-- START RECORDS FOR THE TASK --

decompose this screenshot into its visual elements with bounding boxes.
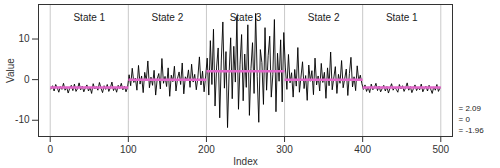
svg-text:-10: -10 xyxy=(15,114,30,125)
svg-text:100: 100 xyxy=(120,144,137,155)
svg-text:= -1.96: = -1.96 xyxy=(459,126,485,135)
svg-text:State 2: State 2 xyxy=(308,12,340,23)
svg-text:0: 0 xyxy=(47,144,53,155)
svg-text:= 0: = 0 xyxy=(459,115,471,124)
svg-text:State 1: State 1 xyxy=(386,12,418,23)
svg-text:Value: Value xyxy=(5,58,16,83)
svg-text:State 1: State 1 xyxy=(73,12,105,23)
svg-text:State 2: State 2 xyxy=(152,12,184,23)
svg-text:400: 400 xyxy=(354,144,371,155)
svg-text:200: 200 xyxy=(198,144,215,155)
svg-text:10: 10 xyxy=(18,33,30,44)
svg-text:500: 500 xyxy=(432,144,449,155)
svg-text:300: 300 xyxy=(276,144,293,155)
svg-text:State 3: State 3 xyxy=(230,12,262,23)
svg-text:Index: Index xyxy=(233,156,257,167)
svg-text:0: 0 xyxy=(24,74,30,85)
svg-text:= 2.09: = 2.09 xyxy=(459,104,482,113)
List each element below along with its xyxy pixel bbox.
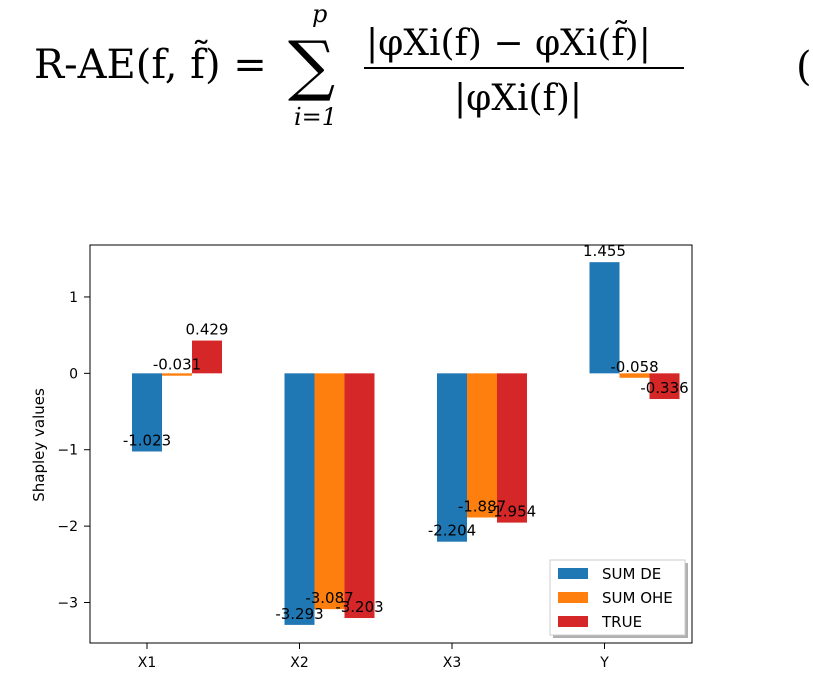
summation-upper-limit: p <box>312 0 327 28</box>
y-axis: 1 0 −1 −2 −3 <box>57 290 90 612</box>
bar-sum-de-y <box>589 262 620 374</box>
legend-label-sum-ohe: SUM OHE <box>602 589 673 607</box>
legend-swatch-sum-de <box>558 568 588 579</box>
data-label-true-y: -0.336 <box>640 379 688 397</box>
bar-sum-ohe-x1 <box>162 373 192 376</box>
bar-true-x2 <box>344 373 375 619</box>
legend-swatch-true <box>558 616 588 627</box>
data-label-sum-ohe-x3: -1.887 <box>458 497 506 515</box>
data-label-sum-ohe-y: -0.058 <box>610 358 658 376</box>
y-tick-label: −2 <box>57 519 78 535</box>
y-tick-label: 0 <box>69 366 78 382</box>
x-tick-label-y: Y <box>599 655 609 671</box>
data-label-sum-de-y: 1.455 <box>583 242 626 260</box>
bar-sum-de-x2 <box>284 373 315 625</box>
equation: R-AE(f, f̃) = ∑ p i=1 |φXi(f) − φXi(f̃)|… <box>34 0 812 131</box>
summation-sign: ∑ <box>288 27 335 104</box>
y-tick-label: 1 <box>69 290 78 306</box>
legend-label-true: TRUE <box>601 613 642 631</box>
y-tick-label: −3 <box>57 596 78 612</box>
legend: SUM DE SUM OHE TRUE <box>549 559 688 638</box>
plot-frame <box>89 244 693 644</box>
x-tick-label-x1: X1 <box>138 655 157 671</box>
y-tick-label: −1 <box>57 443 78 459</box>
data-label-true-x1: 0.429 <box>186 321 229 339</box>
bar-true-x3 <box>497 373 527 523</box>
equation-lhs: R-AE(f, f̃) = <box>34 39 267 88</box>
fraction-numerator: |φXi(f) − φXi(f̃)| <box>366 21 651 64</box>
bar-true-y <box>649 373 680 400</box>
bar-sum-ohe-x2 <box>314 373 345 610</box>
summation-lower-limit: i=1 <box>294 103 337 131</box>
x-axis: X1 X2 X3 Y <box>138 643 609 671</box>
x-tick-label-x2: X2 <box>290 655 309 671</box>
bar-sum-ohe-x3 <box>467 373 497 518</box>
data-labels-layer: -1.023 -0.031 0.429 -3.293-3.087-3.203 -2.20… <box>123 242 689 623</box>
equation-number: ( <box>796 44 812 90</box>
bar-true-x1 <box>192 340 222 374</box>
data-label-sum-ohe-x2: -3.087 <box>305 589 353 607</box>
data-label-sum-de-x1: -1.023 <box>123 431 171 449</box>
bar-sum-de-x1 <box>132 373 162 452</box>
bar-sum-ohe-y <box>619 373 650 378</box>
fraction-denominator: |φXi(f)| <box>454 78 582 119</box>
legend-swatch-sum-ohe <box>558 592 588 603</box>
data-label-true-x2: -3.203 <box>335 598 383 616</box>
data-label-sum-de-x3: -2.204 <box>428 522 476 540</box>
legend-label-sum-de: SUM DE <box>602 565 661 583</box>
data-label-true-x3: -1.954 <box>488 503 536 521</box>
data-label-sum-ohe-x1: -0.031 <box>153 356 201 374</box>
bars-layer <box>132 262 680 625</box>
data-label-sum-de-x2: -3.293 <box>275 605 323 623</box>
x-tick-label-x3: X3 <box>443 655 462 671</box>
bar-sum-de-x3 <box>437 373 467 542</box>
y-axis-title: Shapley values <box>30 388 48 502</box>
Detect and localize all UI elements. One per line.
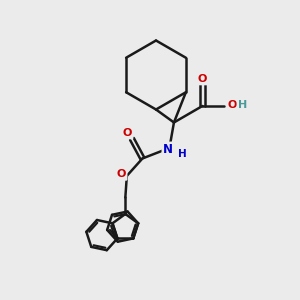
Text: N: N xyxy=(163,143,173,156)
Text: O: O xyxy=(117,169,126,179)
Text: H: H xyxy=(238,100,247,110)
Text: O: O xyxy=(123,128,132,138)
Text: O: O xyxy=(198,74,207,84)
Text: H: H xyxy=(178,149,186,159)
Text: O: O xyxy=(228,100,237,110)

-- END RECORDS FOR THE TASK --
-- START RECORDS FOR THE TASK --

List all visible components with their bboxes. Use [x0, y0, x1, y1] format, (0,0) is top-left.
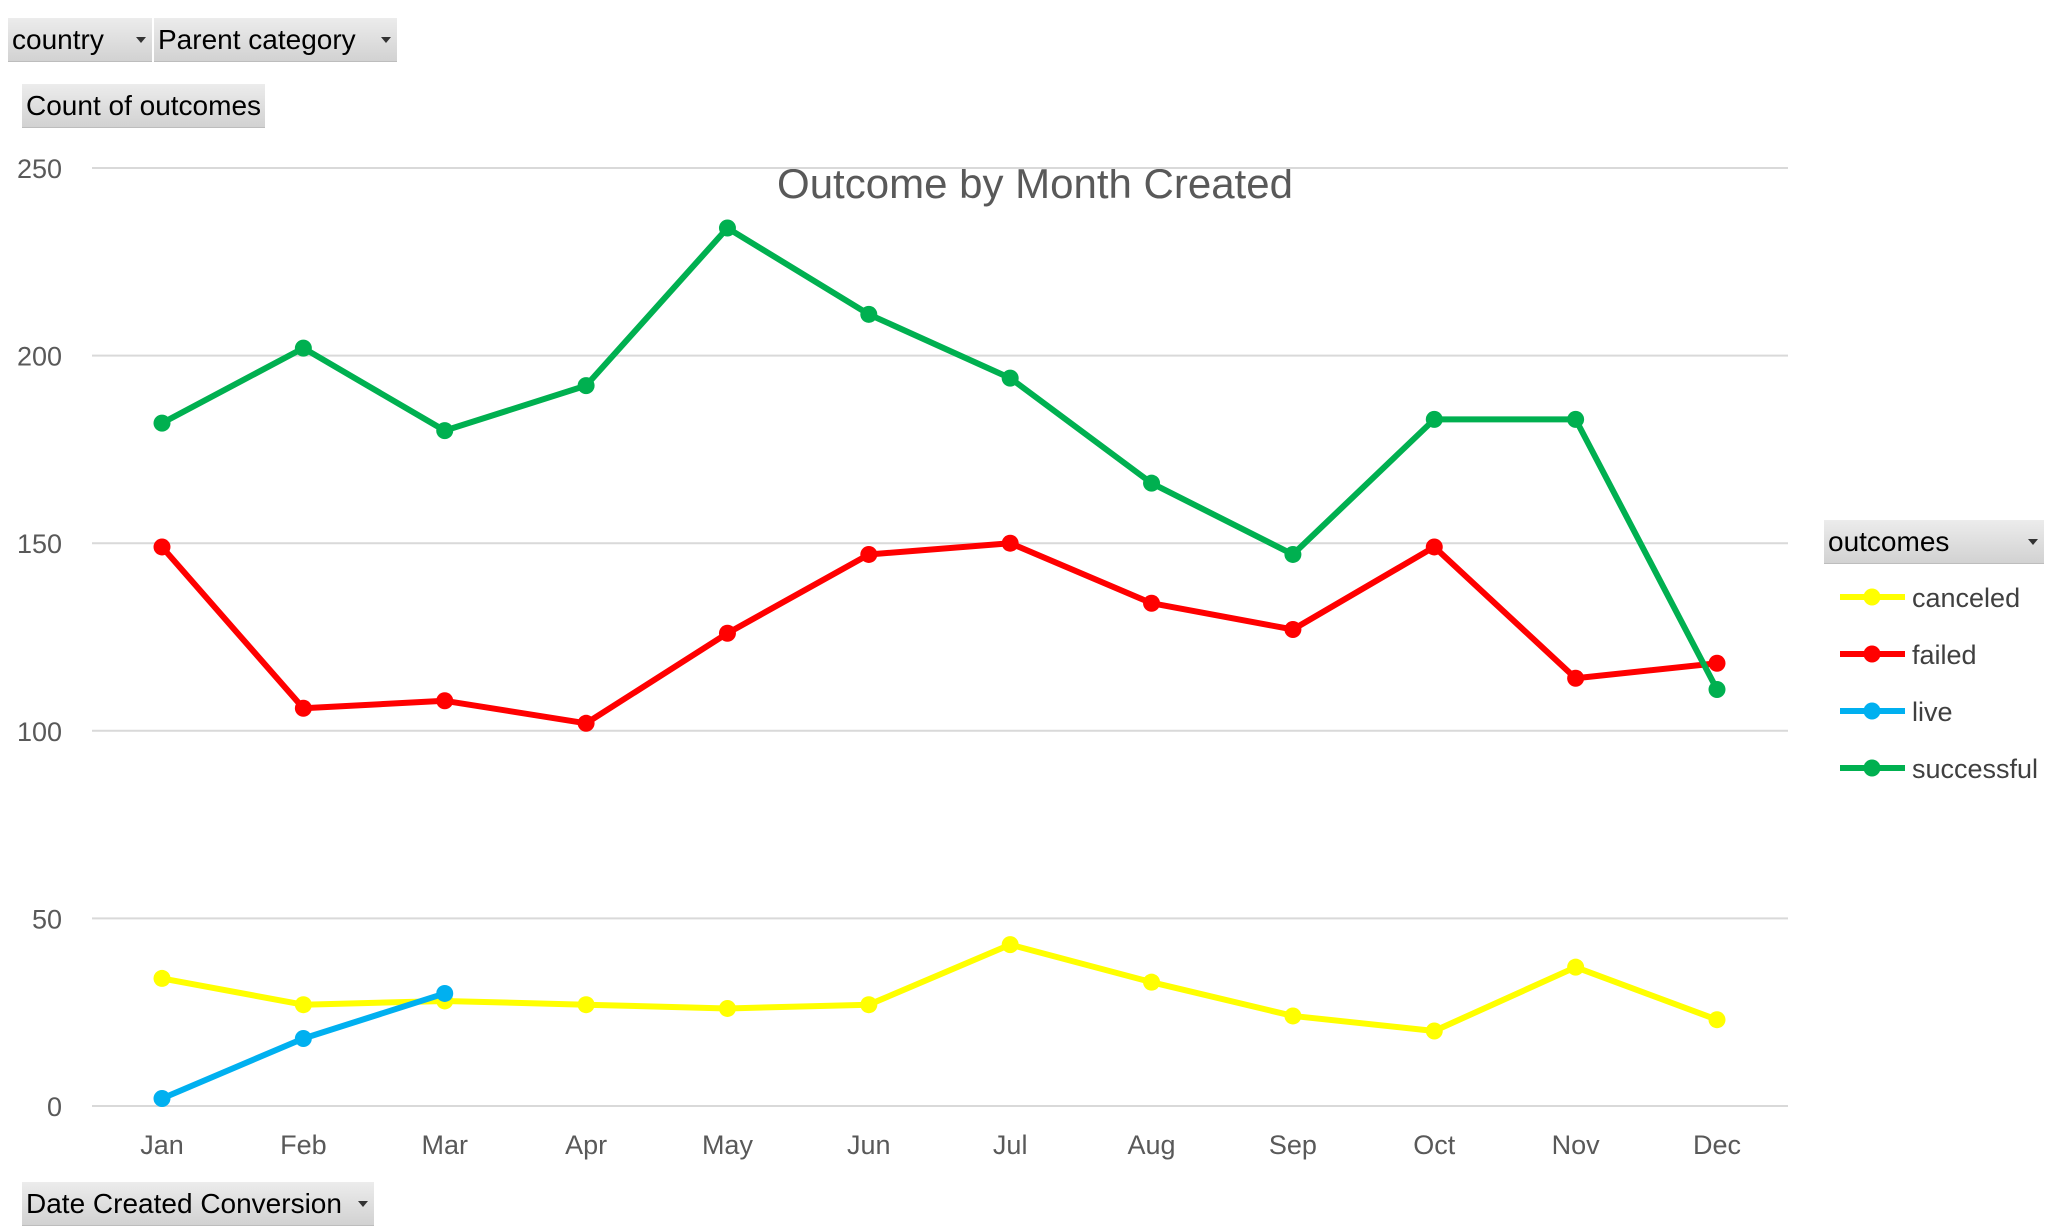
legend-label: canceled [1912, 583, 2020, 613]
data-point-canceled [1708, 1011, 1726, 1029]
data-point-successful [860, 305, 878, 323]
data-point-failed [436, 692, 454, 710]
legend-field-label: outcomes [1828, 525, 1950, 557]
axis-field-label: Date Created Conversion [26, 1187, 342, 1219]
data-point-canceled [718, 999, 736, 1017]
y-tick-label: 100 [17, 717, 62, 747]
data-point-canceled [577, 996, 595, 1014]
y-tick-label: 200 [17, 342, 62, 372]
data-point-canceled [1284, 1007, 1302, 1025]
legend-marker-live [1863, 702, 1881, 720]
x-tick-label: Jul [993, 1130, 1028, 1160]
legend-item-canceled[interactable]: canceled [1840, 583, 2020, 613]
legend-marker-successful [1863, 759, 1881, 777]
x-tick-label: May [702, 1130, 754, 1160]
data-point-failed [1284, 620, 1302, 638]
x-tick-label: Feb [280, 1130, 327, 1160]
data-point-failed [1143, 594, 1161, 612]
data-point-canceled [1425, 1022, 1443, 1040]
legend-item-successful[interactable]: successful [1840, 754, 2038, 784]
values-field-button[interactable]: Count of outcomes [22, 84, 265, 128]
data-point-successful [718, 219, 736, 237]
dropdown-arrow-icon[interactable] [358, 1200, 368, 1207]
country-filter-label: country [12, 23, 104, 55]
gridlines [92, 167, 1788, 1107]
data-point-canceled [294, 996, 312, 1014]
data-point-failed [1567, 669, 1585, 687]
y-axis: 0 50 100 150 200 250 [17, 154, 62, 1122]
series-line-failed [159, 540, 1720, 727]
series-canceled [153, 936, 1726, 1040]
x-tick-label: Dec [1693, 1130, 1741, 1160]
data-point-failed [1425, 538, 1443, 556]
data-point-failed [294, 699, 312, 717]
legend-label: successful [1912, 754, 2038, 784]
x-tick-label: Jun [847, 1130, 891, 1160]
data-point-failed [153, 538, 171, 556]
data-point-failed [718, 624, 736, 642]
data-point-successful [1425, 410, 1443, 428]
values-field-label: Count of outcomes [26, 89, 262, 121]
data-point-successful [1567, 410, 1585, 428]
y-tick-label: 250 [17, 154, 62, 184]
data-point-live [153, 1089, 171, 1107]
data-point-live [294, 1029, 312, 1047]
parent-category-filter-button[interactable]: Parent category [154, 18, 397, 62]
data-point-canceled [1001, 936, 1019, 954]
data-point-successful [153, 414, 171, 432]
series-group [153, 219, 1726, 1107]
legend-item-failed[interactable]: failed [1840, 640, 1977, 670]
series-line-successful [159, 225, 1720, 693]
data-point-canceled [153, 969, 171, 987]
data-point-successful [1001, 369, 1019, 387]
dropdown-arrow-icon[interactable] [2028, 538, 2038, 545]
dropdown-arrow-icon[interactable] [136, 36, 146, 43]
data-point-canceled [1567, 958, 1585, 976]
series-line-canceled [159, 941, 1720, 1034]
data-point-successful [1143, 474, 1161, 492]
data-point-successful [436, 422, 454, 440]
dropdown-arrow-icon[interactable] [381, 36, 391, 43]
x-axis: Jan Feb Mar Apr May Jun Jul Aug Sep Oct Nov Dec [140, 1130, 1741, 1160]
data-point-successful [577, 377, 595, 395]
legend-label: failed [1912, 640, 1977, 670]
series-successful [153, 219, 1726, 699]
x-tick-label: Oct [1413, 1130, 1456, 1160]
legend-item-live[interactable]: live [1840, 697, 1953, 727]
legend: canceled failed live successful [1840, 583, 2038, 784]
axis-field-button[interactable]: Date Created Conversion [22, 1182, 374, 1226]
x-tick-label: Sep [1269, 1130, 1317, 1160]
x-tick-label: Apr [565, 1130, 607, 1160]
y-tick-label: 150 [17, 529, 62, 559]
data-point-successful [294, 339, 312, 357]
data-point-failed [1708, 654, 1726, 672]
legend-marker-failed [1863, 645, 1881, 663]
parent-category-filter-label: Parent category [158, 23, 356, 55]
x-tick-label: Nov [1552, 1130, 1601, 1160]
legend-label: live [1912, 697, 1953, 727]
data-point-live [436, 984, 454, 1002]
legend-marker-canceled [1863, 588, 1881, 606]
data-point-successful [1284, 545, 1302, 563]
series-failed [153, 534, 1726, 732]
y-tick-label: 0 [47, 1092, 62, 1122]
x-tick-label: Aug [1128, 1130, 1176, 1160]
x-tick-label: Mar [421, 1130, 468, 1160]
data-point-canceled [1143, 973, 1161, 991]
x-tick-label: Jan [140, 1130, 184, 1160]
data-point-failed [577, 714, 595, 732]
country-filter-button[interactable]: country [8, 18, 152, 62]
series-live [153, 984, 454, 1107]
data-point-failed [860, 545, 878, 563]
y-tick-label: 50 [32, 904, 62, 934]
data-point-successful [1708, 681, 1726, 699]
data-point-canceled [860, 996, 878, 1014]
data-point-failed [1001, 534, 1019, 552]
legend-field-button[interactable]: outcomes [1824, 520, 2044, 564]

-- END RECORDS FOR THE TASK --
-- START RECORDS FOR THE TASK --

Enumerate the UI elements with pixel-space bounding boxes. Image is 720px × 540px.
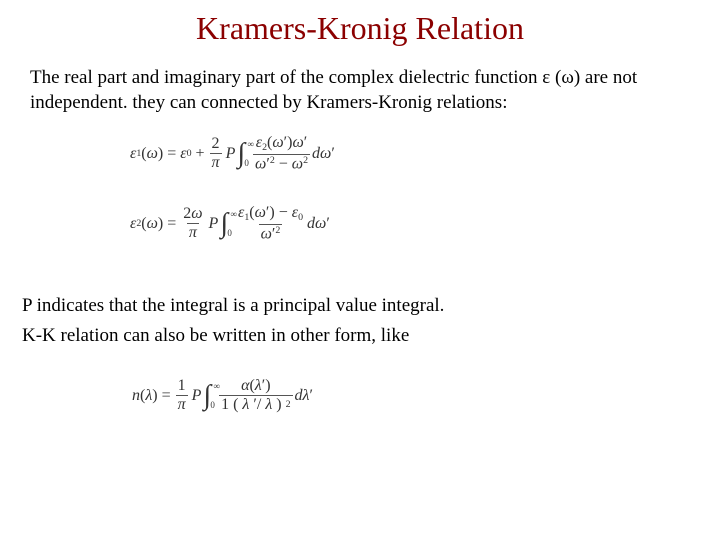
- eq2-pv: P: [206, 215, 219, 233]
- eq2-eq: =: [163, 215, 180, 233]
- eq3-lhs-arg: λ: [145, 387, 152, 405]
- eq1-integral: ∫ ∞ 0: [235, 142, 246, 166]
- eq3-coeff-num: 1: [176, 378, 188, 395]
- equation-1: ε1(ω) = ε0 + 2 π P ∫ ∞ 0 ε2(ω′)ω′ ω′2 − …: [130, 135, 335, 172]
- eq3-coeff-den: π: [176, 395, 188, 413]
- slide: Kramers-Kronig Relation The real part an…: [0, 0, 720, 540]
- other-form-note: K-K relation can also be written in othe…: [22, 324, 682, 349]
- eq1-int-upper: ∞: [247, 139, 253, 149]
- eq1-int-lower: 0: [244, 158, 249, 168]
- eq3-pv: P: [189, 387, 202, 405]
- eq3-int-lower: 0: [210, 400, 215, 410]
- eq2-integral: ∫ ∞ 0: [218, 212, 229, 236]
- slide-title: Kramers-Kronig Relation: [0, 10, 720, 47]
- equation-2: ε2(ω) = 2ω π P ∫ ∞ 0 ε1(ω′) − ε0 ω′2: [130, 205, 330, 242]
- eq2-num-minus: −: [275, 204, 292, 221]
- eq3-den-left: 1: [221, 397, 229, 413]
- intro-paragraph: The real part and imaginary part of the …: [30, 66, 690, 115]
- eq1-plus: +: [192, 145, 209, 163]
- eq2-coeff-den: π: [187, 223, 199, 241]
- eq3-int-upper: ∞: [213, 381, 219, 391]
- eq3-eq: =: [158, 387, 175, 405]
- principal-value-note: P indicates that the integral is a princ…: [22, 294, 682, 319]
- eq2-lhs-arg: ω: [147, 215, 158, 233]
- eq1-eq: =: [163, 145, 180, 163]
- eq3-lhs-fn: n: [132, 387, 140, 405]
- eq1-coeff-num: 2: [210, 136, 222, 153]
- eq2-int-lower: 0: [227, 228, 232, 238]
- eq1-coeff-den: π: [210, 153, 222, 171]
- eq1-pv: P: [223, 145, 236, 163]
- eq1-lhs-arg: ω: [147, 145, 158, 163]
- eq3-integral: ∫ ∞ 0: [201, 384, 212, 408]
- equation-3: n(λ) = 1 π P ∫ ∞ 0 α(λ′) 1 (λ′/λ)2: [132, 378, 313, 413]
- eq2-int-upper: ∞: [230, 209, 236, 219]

-- END RECORDS FOR THE TASK --

Please retype the lines from the line with "- eq2-pv: P: [206, 215, 219, 233]" to the line with "- eq3-coeff-den: π: [176, 395, 188, 413]" exactly as they stand.

SOLUTION TO THIS EXERCISE:
- eq2-pv: P: [206, 215, 219, 233]
- eq2-eq: =: [163, 215, 180, 233]
- eq3-lhs-arg: λ: [145, 387, 152, 405]
- eq1-integral: ∫ ∞ 0: [235, 142, 246, 166]
- eq3-coeff-num: 1: [176, 378, 188, 395]
- equation-1: ε1(ω) = ε0 + 2 π P ∫ ∞ 0 ε2(ω′)ω′ ω′2 − …: [130, 135, 335, 172]
- eq3-coeff-den: π: [176, 395, 188, 413]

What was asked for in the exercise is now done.